▶ **任务要求**:
[a] 根据这篇ZooKeeper杂记,读写比例为多少时ZooKeeper性能最佳?
[b] 请把这篇ZooKeeper杂记中的一段重写一遍:从“ZooKeeper的用途:distributed coordination;maintaining configuration”起,到“数之前,会先序列化到磁盘中。”止,并把其中的“磁盘”换成“硬盘”。

▶ **阅读材料**:

-*-

杂记

ZooKeeper的用途:distributed coordination;maintaining configuration information, naming, providing distributed synchronization, and providing group services.

Zookeeper的节点都是存放在内存中的,所以读写速度很快。更新日志被记录到了磁盘中,以便用于恢复数据。在更新内在中节点数之前,会先序列化到磁盘中。

为避免单点失效,zookeeper的数据是在多个server上留有备份的。不管客户端连接到的是哪个server,它看到的数据都是一致的。如果client和一个server的TCP连接失效,它会尝试连接另一个server。众多server中有一个是leader。

所有的server 都必须知道彼此的存在。

zookeeper在读写比例为10:1时性能最佳。

-*-

▶ **给定数据**:

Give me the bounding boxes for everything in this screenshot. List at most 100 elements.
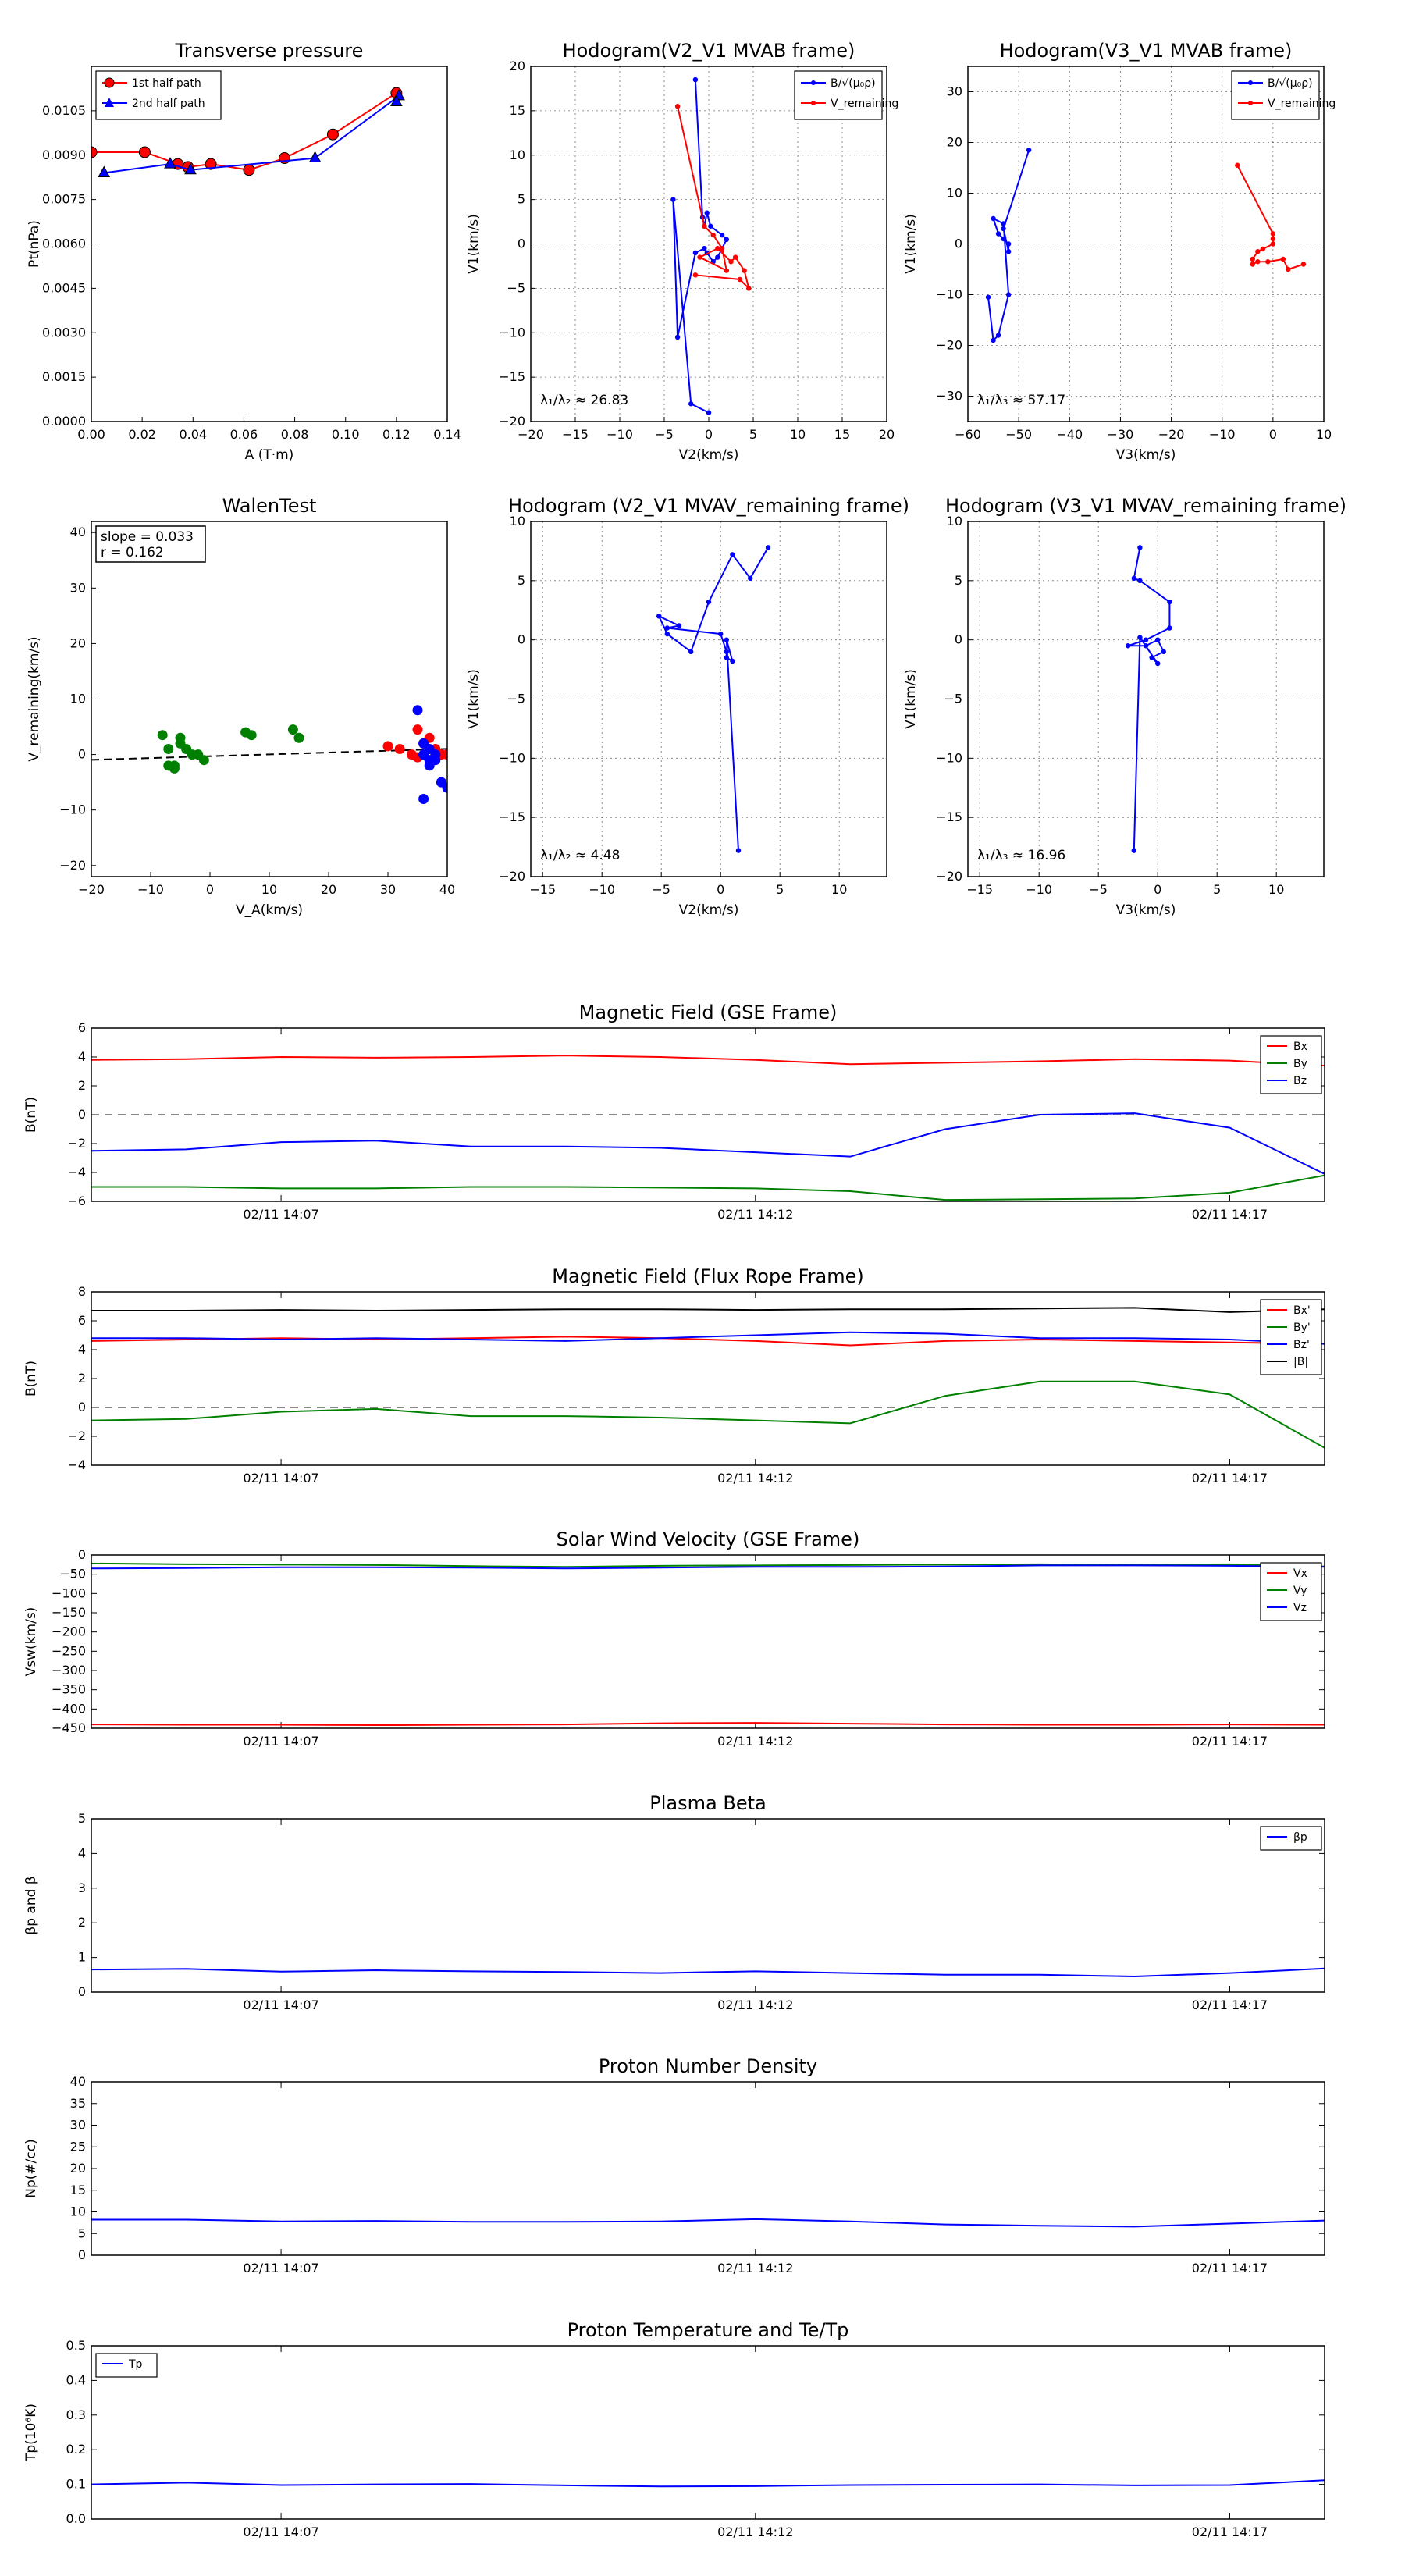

-*-

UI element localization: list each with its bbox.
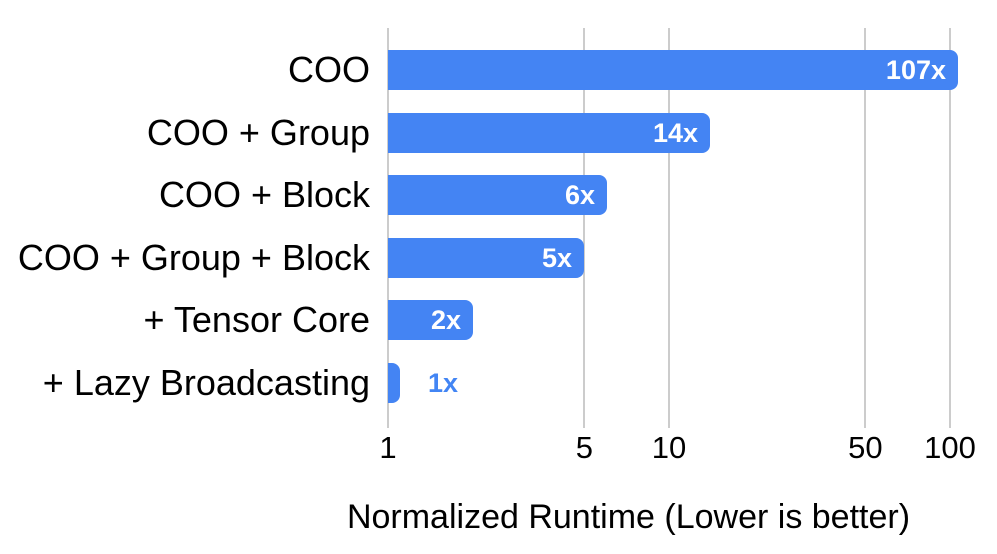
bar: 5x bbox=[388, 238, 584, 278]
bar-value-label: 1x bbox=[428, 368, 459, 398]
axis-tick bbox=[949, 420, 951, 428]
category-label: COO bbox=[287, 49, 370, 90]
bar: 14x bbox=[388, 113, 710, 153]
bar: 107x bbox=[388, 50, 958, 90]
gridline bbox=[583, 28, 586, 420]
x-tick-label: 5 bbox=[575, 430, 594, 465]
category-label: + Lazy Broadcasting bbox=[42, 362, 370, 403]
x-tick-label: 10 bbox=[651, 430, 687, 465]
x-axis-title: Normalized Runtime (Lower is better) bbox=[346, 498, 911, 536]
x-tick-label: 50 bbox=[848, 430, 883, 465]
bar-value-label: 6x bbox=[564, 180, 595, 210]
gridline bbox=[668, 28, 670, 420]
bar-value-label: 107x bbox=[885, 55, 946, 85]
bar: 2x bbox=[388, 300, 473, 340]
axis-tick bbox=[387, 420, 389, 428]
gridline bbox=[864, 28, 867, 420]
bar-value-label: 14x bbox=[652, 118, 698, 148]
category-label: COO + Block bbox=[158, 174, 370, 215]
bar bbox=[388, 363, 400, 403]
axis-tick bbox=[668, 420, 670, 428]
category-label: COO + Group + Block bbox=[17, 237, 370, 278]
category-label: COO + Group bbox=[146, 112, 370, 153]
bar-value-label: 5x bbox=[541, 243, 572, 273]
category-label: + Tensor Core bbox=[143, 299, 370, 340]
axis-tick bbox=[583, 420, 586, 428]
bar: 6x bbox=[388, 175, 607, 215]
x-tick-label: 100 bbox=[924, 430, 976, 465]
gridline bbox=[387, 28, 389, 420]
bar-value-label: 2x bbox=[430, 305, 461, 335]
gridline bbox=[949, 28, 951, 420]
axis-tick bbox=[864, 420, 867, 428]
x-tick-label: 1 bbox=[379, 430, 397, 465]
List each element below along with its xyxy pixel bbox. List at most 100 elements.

-*-

▶ **参考回答**:
[a] 10:1

[b]
ZooKeeper的用途:distributed coordination;maintaining configuration information, naming, providing distributed synchronization, and providing group services.

Zookeeper的节点都是存放在内存中的,所以读写速度很快。更新日志被记录到了硬盘中,以便用于恢复数据。在更新内在中节点数之前,会先序列化到硬盘中。